----- Dataset entries -----

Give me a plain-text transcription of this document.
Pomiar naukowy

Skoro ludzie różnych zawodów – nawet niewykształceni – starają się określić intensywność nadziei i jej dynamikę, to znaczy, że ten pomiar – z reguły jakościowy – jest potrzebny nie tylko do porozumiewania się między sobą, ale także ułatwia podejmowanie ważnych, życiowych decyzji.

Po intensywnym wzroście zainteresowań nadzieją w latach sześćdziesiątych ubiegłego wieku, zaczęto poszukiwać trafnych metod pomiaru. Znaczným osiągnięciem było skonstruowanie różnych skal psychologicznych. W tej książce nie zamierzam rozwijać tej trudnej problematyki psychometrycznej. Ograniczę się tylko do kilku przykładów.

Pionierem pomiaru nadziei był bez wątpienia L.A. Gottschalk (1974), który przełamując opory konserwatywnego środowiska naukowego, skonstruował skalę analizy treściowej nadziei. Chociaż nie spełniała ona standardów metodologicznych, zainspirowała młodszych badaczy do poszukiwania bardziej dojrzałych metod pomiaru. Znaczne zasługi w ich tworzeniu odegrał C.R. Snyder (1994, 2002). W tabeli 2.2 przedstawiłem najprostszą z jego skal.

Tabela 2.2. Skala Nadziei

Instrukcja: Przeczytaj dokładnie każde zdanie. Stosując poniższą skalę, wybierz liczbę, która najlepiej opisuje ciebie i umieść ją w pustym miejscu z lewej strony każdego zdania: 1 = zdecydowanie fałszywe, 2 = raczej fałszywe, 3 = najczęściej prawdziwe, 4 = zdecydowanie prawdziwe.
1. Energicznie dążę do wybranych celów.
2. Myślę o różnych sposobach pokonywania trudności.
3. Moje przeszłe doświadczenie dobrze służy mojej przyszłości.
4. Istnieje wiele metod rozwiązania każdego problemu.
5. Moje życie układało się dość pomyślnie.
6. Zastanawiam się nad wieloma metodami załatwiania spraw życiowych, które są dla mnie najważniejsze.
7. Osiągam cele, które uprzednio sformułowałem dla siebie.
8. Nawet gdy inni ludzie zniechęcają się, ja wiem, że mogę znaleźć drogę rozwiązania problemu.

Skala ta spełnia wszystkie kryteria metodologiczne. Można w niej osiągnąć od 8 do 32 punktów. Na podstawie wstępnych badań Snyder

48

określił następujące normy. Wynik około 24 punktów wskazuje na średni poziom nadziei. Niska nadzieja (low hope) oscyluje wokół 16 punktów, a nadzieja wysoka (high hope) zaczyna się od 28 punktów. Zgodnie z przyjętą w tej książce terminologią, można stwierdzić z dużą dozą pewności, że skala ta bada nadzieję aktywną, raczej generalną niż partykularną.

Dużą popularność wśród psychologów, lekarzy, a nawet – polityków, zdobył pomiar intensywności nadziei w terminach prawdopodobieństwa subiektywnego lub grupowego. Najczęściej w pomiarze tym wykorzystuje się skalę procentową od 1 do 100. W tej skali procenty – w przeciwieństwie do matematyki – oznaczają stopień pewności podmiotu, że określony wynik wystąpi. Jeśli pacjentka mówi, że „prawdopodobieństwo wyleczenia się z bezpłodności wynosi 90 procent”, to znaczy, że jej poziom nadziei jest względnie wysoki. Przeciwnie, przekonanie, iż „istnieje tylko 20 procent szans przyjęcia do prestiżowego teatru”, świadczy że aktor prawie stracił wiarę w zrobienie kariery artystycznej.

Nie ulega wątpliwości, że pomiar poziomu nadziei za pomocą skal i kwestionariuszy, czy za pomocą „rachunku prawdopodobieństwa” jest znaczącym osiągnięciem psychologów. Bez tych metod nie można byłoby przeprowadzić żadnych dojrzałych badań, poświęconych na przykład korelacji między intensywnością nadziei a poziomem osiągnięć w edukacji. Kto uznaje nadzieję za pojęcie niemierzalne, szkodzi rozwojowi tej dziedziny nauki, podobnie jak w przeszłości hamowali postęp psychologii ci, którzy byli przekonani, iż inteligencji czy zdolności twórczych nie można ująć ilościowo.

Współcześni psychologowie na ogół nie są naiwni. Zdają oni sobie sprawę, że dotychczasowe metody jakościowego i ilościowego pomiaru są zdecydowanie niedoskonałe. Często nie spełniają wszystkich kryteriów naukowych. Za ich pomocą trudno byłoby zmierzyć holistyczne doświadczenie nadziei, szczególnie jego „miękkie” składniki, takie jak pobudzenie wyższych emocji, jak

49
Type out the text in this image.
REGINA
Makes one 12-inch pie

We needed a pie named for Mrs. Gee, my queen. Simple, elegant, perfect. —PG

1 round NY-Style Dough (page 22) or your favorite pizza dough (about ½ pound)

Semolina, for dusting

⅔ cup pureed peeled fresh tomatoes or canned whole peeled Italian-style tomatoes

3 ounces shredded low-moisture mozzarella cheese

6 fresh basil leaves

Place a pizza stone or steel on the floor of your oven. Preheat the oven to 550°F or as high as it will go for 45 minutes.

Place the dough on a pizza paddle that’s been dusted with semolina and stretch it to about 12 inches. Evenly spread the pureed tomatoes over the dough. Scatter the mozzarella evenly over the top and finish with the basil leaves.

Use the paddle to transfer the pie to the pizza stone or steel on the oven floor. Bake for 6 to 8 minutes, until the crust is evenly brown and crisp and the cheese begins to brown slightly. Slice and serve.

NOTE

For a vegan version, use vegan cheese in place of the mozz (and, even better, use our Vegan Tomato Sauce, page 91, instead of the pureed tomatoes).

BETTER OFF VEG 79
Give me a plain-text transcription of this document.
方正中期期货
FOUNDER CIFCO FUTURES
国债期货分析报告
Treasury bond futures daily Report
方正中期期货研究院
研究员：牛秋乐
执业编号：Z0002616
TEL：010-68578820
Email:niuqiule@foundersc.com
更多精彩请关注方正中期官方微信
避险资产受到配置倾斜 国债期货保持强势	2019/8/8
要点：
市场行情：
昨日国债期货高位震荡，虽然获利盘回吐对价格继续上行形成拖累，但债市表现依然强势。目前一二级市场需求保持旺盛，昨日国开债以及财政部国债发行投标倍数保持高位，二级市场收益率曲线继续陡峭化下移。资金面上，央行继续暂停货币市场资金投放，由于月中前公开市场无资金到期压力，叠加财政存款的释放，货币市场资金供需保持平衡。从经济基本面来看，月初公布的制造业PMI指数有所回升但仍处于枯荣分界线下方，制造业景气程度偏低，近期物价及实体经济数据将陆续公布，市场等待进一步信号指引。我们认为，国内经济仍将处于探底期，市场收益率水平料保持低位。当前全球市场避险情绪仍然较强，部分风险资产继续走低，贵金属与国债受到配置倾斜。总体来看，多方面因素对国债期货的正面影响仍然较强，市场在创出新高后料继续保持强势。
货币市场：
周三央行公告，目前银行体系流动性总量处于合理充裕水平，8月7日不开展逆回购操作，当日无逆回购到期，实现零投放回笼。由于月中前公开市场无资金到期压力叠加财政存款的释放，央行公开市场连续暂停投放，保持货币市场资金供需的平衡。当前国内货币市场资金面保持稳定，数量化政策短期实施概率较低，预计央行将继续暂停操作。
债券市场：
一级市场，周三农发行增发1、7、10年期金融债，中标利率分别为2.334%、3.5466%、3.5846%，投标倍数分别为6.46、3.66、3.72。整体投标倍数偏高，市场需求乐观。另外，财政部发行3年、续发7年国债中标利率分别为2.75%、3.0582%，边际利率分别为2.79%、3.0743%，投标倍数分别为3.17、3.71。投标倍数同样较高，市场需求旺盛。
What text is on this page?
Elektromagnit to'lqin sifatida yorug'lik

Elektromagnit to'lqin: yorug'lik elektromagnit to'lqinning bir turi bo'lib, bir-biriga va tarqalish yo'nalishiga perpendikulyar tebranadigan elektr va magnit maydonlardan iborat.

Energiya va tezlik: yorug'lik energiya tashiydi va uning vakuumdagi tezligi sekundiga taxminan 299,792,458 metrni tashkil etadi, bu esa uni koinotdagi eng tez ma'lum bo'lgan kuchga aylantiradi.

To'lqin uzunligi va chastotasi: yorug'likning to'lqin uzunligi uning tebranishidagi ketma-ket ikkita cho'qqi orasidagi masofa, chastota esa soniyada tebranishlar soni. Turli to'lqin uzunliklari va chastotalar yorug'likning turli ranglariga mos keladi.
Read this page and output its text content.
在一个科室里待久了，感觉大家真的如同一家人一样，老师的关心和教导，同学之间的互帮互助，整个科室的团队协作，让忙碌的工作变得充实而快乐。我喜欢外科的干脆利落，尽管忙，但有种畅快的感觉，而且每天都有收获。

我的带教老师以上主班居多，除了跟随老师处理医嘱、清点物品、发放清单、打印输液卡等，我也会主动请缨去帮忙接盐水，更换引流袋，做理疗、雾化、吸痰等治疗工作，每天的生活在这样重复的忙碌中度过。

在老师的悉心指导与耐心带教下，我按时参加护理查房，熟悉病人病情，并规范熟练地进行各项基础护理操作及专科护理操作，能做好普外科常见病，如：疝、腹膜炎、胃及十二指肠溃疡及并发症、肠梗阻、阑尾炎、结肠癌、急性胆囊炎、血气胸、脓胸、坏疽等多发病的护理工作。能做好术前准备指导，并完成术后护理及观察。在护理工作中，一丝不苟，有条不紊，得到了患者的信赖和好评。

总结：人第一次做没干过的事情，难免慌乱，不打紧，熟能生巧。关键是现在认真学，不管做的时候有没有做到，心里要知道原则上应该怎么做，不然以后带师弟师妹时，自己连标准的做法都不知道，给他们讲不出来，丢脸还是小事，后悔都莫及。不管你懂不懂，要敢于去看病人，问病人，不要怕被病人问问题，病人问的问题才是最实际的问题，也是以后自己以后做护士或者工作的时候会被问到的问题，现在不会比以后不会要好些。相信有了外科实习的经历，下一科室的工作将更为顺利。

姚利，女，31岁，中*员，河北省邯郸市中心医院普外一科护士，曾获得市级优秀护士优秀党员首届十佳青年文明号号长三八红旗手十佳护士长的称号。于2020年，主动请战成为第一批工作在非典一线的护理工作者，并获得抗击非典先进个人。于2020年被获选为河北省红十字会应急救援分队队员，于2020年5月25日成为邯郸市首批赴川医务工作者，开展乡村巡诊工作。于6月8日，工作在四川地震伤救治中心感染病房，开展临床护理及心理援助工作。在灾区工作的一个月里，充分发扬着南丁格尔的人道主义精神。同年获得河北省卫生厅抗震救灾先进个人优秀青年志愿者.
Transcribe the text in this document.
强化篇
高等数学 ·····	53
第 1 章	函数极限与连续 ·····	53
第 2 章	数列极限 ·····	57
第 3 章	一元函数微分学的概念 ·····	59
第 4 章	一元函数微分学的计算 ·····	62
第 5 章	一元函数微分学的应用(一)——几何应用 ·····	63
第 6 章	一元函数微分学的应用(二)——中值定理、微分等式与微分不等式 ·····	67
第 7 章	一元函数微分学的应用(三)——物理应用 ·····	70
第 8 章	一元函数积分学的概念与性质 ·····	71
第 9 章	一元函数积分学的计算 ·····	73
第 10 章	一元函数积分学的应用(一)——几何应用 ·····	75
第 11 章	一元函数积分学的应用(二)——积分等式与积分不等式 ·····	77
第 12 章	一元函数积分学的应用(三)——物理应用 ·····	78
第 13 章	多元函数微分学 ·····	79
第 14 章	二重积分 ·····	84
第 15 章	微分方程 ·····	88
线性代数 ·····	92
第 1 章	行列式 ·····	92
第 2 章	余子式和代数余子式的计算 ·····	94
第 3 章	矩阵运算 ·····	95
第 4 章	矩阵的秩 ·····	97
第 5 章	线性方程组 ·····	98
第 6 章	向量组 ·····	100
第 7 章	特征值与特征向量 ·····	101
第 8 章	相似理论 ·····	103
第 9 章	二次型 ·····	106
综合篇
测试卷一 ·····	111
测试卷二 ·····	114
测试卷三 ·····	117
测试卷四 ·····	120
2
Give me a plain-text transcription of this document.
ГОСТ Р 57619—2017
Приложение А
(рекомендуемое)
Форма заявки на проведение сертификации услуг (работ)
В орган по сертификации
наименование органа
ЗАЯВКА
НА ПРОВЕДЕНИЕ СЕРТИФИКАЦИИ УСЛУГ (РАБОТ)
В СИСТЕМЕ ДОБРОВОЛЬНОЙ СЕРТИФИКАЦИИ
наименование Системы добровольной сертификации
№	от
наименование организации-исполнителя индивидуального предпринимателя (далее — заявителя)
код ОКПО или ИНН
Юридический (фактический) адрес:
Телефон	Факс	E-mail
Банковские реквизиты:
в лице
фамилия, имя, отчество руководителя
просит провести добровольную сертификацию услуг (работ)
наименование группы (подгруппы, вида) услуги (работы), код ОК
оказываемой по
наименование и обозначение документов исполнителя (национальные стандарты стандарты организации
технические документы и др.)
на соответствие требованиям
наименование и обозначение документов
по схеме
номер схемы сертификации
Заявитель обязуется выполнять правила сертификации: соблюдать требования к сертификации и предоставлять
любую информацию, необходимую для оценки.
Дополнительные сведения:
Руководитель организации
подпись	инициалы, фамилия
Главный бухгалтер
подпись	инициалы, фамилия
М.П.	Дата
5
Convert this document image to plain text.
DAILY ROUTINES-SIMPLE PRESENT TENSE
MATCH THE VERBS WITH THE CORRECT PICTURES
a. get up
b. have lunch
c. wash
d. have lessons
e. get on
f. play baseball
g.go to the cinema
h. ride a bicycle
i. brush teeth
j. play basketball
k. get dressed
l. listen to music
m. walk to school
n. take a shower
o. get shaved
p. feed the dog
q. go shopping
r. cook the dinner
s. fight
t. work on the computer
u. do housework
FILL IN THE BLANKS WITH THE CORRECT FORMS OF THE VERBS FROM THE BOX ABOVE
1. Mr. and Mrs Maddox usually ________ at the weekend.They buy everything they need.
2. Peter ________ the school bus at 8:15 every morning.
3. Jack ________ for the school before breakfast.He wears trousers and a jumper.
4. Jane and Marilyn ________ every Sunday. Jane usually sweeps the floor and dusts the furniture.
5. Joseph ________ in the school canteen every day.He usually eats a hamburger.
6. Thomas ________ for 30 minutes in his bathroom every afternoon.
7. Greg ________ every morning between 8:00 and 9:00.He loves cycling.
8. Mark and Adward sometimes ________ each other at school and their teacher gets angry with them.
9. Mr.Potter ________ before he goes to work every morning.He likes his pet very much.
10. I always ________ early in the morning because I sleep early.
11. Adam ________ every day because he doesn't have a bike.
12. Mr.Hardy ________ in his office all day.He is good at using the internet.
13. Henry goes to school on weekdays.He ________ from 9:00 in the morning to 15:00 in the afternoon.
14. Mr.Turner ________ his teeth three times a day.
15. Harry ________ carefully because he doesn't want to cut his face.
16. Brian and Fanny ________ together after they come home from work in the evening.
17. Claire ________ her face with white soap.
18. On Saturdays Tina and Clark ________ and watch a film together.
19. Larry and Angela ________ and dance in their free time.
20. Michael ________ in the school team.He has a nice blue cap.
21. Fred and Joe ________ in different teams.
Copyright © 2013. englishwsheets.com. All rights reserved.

-----

» **Prompt**
Within the listing above, work out how many lines contain the string "документов", and reply with that number only.

» **Exercise result**
2